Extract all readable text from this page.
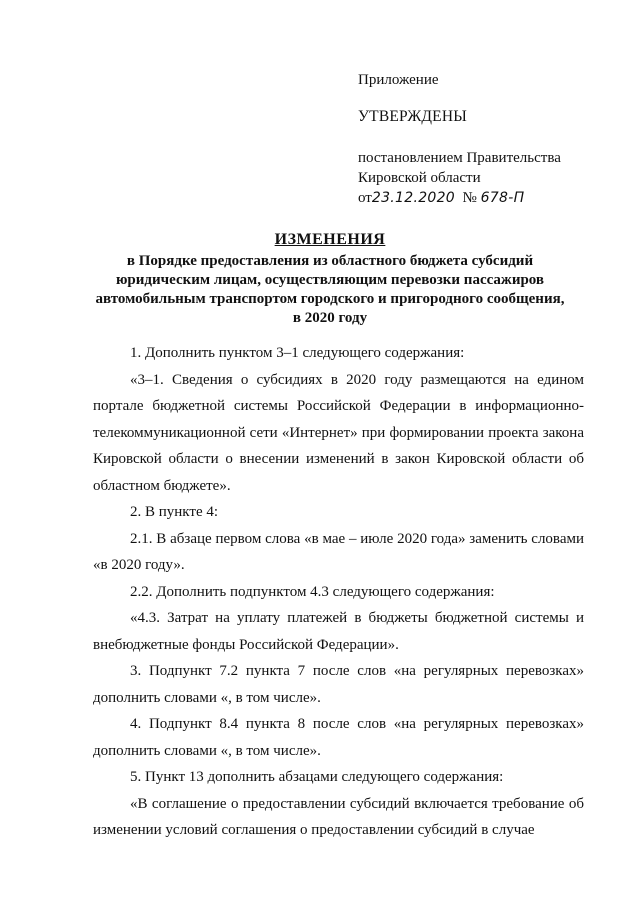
Приложение

УТВЕРЖДЕНЫ

постановлением Правительства

Кировской области

от23.12.2020 № 678-П

ИЗМЕНЕНИЯ
в Порядке предоставления из областного бюджета субсидий
юридическим лицам, осуществляющим перевозки пассажиров
автомобильным транспортом городского и пригородного сообщения,
в 2020 году

1. Дополнить пунктом 3–1 следующего содержания:

«3–1. Сведения о субсидиях в 2020 году размещаются на едином портале бюджетной системы Российской Федерации в информационно-телекоммуникационной сети «Интернет» при формировании проекта закона Кировской области о внесении изменений в закон Кировской области об областном бюджете».

2. В пункте 4:

2.1. В абзаце первом слова «в мае – июле 2020 года» заменить словами «в 2020 году».

2.2. Дополнить подпунктом 4.3 следующего содержания:

«4.3. Затрат на уплату платежей в бюджеты бюджетной системы и внебюджетные фонды Российской Федерации».

3. Подпункт 7.2 пункта 7 после слов «на регулярных перевозках» дополнить словами «, в том числе».

4. Подпункт 8.4 пункта 8 после слов «на регулярных перевозках» дополнить словами «, в том числе».

5. Пункт 13 дополнить абзацами следующего содержания:

«В соглашение о предоставлении субсидий включается требование об изменении условий соглашения о предоставлении субсидий в случае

§ WRITTEN INSTRUCTION
Print the listing above in full, exactly as written. Omit any pictures.

§ EXPECTED ANSWER
Extract all readable text from this page.
Приложение

УТВЕРЖДЕНЫ

постановлением Правительства

Кировской области

от23.12.2020 № 678-П

ИЗМЕНЕНИЯ
в Порядке предоставления из областного бюджета субсидий
юридическим лицам, осуществляющим перевозки пассажиров
автомобильным транспортом городского и пригородного сообщения,
в 2020 году

1. Дополнить пунктом 3–1 следующего содержания:

«3–1. Сведения о субсидиях в 2020 году размещаются на едином портале бюджетной системы Российской Федерации в информационно-телекоммуникационной сети «Интернет» при формировании проекта закона Кировской области о внесении изменений в закон Кировской области об областном бюджете».

2. В пункте 4:

2.1. В абзаце первом слова «в мае – июле 2020 года» заменить словами «в 2020 году».

2.2. Дополнить подпунктом 4.3 следующего содержания:

«4.3. Затрат на уплату платежей в бюджеты бюджетной системы и внебюджетные фонды Российской Федерации».

3. Подпункт 7.2 пункта 7 после слов «на регулярных перевозках» дополнить словами «, в том числе».

4. Подпункт 8.4 пункта 8 после слов «на регулярных перевозках» дополнить словами «, в том числе».

5. Пункт 13 дополнить абзацами следующего содержания:

«В соглашение о предоставлении субсидий включается требование об изменении условий соглашения о предоставлении субсидий в случае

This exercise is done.